[TASK TO COMPLETE]: Read the records and write them out again exactly.

--- START OF DATA SUPPLIED ---

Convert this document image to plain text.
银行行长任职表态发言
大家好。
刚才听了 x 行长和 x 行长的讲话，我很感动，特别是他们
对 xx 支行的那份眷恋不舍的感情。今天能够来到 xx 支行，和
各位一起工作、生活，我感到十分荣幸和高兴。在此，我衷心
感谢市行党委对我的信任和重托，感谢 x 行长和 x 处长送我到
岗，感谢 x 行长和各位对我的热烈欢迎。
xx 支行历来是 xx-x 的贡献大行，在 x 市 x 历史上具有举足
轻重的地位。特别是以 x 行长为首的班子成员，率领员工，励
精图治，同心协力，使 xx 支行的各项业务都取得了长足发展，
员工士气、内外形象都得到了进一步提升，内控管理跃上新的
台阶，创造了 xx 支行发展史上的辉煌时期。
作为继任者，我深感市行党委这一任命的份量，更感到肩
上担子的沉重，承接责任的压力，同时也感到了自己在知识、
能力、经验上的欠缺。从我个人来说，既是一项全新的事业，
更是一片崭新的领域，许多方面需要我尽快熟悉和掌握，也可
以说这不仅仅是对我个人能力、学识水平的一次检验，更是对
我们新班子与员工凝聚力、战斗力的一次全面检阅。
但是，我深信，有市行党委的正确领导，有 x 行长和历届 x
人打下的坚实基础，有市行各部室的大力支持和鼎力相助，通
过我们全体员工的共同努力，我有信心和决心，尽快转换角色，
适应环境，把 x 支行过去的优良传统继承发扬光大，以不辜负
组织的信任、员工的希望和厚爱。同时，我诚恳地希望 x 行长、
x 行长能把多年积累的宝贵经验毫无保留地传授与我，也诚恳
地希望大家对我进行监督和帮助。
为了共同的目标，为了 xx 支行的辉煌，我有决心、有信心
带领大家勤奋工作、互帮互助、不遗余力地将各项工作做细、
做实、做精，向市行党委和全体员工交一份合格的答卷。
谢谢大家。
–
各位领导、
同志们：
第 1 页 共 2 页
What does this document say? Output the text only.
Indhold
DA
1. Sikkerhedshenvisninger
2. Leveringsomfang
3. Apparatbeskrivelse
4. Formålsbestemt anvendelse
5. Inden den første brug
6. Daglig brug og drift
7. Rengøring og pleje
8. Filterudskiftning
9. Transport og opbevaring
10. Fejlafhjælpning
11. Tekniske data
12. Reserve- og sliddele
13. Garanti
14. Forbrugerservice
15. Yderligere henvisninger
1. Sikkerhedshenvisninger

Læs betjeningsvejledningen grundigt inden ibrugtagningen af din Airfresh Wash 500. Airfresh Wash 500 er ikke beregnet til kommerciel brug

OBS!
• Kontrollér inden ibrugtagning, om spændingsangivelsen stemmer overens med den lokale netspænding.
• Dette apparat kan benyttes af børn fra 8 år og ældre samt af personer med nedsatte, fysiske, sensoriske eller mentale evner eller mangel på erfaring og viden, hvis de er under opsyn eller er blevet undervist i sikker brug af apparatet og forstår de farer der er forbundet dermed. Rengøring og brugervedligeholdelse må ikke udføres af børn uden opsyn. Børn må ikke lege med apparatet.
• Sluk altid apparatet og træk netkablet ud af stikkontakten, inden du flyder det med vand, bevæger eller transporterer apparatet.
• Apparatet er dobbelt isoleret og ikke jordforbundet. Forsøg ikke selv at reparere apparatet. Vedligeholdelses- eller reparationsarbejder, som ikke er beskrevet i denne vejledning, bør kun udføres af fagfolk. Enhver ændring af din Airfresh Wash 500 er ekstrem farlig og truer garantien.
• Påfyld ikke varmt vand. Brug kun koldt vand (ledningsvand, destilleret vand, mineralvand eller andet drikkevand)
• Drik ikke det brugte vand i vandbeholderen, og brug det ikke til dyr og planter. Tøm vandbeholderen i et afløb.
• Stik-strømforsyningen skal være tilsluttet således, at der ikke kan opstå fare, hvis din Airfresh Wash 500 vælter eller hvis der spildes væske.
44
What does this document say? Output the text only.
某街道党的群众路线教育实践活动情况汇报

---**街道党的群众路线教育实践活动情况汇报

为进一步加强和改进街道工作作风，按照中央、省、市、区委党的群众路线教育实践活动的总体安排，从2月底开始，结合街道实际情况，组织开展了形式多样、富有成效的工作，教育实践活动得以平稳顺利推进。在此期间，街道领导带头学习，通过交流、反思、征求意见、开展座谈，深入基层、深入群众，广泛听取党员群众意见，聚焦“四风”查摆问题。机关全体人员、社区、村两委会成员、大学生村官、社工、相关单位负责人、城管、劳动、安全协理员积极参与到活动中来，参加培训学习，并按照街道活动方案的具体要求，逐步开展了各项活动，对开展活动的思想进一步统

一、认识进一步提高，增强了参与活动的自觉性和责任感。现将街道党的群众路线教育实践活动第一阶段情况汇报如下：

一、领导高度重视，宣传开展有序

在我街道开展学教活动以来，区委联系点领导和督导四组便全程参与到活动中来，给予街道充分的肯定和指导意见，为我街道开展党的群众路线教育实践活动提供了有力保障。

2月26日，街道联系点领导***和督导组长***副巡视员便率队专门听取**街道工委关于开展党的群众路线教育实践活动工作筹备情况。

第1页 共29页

--- END OF DATA SUPPLIED ---

[SOLUTION TO THE PROBLEM]:
Convert this document image to plain text.
银行行长任职表态发言
大家好。
刚才听了 x 行长和 x 行长的讲话，我很感动，特别是他们
对 xx 支行的那份眷恋不舍的感情。今天能够来到 xx 支行，和
各位一起工作、生活，我感到十分荣幸和高兴。在此，我衷心
感谢市行党委对我的信任和重托，感谢 x 行长和 x 处长送我到
岗，感谢 x 行长和各位对我的热烈欢迎。
xx 支行历来是 xx-x 的贡献大行，在 x 市 x 历史上具有举足
轻重的地位。特别是以 x 行长为首的班子成员，率领员工，励
精图治，同心协力，使 xx 支行的各项业务都取得了长足发展，
员工士气、内外形象都得到了进一步提升，内控管理跃上新的
台阶，创造了 xx 支行发展史上的辉煌时期。
作为继任者，我深感市行党委这一任命的份量，更感到肩
上担子的沉重，承接责任的压力，同时也感到了自己在知识、
能力、经验上的欠缺。从我个人来说，既是一项全新的事业，
更是一片崭新的领域，许多方面需要我尽快熟悉和掌握，也可
以说这不仅仅是对我个人能力、学识水平的一次检验，更是对
我们新班子与员工凝聚力、战斗力的一次全面检阅。
但是，我深信，有市行党委的正确领导，有 x 行长和历届 x
人打下的坚实基础，有市行各部室的大力支持和鼎力相助，通
过我们全体员工的共同努力，我有信心和决心，尽快转换角色，
适应环境，把 x 支行过去的优良传统继承发扬光大，以不辜负
组织的信任、员工的希望和厚爱。同时，我诚恳地希望 x 行长、
x 行长能把多年积累的宝贵经验毫无保留地传授与我，也诚恳
地希望大家对我进行监督和帮助。
为了共同的目标，为了 xx 支行的辉煌，我有决心、有信心
带领大家勤奋工作、互帮互助、不遗余力地将各项工作做细、
做实、做精，向市行党委和全体员工交一份合格的答卷。
谢谢大家。
–
各位领导、
同志们：
第 1 页 共 2 页
What does this document say? Output the text only.
Indhold
DA
1. Sikkerhedshenvisninger
2. Leveringsomfang
3. Apparatbeskrivelse
4. Formålsbestemt anvendelse
5. Inden den første brug
6. Daglig brug og drift
7. Rengøring og pleje
8. Filterudskiftning
9. Transport og opbevaring
10. Fejlafhjælpning
11. Tekniske data
12. Reserve- og sliddele
13. Garanti
14. Forbrugerservice
15. Yderligere henvisninger
1. Sikkerhedshenvisninger

Læs betjeningsvejledningen grundigt inden ibrugtagningen af din Airfresh Wash 500. Airfresh Wash 500 er ikke beregnet til kommerciel brug

OBS!
• Kontrollér inden ibrugtagning, om spændingsangivelsen stemmer overens med den lokale netspænding.
• Dette apparat kan benyttes af børn fra 8 år og ældre samt af personer med nedsatte, fysiske, sensoriske eller mentale evner eller mangel på erfaring og viden, hvis de er under opsyn eller er blevet undervist i sikker brug af apparatet og forstår de farer der er forbundet dermed. Rengøring og brugervedligeholdelse må ikke udføres af børn uden opsyn. Børn må ikke lege med apparatet.
• Sluk altid apparatet og træk netkablet ud af stikkontakten, inden du flyder det med vand, bevæger eller transporterer apparatet.
• Apparatet er dobbelt isoleret og ikke jordforbundet. Forsøg ikke selv at reparere apparatet. Vedligeholdelses- eller reparationsarbejder, som ikke er beskrevet i denne vejledning, bør kun udføres af fagfolk. Enhver ændring af din Airfresh Wash 500 er ekstrem farlig og truer garantien.
• Påfyld ikke varmt vand. Brug kun koldt vand (ledningsvand, destilleret vand, mineralvand eller andet drikkevand)
• Drik ikke det brugte vand i vandbeholderen, og brug det ikke til dyr og planter. Tøm vandbeholderen i et afløb.
• Stik-strømforsyningen skal være tilsluttet således, at der ikke kan opstå fare, hvis din Airfresh Wash 500 vælter eller hvis der spildes væske.
44
What does this document say? Output the text only.
某街道党的群众路线教育实践活动情况汇报

---**街道党的群众路线教育实践活动情况汇报

为进一步加强和改进街道工作作风，按照中央、省、市、区委党的群众路线教育实践活动的总体安排，从2月底开始，结合街道实际情况，组织开展了形式多样、富有成效的工作，教育实践活动得以平稳顺利推进。在此期间，街道领导带头学习，通过交流、反思、征求意见、开展座谈，深入基层、深入群众，广泛听取党员群众意见，聚焦“四风”查摆问题。机关全体人员、社区、村两委会成员、大学生村官、社工、相关单位负责人、城管、劳动、安全协理员积极参与到活动中来，参加培训学习，并按照街道活动方案的具体要求，逐步开展了各项活动，对开展活动的思想进一步统

一、认识进一步提高，增强了参与活动的自觉性和责任感。现将街道党的群众路线教育实践活动第一阶段情况汇报如下：

一、领导高度重视，宣传开展有序

在我街道开展学教活动以来，区委联系点领导和督导四组便全程参与到活动中来，给予街道充分的肯定和指导意见，为我街道开展党的群众路线教育实践活动提供了有力保障。

2月26日，街道联系点领导***和督导组长***副巡视员便率队专门听取**街道工委关于开展党的群众路线教育实践活动工作筹备情况。

第1页 共29页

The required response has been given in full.